## Provided text:

-*-

Every chef knows one of the secrets to fabulous food is having the right ingredients. However, living on a tropical island in the middle of the Pacific presents challenges when it comes to sourcing specific foods.
Many local farmers work closely with chefs to provide what they need. It’s a win-win for both as the chef gets fresh, desired ingredients and the grower has a committed market for buying product.
Planting on Demand
For instance, Adaptations in Honaunau prefers “to plant to order,” by knowing who is getting the crop before the seed is put into the ground.
“If the demand is confirmed, it’s our secure base and from there, we can have confidence to plant additional supply,” says Maureen Datta, Adaptations vice president. “When a chef commits to an estimated minimum demand per week, or a standing order, then the chef gets priority if there are production issues.”
Adaptations grows bok choy, watermelon radish, hakurei turnips, culinary herbs, edible flowers, cinnamon and microgreens. Standing orders include microgreens—super young plants like basil, arugula, lettuce and mustard that sprout in soil. Microgreens boast a concentrated flavor and are high in nutrition. Chef Peter Pahk of the Mauna Kea Beach Hotel and Chef Peter Abarcar of the Hapuna Beach Prince Hotel have committed to a significant volume and can custom-order the variety of plants in their microgreens.
“We have chefs who give us inspiration for certain crops,” notes Datta, sharing that Adaptations is using leftover cinnamon wood to produce chips for smoking and planks for barbecuing. “We also got ideas to use cinnamon leaves to infuse teas and marinades.”
Degree of Ripeness Important
Ken Love of Love Family Farms in Captain Cook says he gets calls for specific fruits or fruit varieties. In addition, culinarians request fruits with a specific ripeness, depending on what they’re making.

-*-

## Supplied data:
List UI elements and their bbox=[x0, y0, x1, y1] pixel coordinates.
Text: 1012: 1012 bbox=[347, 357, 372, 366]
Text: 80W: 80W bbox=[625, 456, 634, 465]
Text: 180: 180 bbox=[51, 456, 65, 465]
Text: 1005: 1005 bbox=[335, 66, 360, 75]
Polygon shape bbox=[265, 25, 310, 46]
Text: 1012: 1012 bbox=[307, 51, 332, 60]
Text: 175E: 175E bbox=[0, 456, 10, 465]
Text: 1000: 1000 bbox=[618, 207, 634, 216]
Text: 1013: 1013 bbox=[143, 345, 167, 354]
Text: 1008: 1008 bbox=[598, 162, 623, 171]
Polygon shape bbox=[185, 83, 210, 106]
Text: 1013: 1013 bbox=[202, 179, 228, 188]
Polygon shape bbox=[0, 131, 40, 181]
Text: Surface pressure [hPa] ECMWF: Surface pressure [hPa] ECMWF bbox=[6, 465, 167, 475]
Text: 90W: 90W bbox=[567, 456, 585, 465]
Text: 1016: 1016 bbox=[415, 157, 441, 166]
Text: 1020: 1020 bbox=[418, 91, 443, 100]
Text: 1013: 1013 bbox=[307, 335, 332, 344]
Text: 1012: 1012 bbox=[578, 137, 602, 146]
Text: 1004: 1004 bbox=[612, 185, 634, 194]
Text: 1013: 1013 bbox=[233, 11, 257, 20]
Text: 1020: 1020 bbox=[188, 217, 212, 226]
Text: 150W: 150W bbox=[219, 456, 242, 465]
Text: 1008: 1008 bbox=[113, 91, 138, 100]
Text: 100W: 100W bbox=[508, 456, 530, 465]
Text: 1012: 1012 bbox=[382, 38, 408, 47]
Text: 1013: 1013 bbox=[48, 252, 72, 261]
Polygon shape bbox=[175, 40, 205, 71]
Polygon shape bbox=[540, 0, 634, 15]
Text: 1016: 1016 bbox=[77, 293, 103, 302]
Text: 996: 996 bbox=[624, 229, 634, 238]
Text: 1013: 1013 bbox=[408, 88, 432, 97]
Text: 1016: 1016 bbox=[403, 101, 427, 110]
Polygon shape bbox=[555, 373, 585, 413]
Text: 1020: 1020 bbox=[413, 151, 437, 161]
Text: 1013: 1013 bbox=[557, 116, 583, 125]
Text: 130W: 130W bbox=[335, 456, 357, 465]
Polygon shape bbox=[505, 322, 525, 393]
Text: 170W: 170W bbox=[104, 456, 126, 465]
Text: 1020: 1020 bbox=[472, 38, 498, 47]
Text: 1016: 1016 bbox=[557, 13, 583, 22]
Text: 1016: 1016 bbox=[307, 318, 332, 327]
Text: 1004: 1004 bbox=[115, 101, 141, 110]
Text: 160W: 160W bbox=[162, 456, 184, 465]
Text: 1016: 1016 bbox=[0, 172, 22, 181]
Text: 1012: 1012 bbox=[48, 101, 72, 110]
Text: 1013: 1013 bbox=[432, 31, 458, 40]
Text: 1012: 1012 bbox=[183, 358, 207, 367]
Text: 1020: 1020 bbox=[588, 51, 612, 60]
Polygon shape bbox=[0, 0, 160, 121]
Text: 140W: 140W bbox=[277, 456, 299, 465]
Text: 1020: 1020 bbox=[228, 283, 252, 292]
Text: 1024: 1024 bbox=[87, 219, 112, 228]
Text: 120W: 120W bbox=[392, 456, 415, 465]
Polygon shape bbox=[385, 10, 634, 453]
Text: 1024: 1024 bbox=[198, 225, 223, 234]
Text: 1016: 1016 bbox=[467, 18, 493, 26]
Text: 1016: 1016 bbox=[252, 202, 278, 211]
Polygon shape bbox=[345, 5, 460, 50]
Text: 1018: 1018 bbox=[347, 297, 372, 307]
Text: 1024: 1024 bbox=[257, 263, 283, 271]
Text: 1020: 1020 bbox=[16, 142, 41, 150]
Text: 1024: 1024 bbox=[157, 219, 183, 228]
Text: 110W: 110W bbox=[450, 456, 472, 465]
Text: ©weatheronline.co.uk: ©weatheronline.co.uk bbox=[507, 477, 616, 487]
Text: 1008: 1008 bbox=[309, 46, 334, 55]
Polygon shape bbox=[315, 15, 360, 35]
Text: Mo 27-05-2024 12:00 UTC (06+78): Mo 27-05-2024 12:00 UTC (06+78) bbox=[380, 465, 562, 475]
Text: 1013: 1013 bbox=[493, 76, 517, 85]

-*-

## Exercise instructions:
Please answer these from the article on island farmers supplying chefs:
(a) What is Maureen Datta's title at Adaptations?
(b) What does Adaptations make from leftover cinnamon wood?
(c) In what town is Love Family Farms?
The lines above aren't needed here.

## Finished task:
(a) Vice president
(b) Chips for smoking and planks for barbecuing
(c) Captain Cook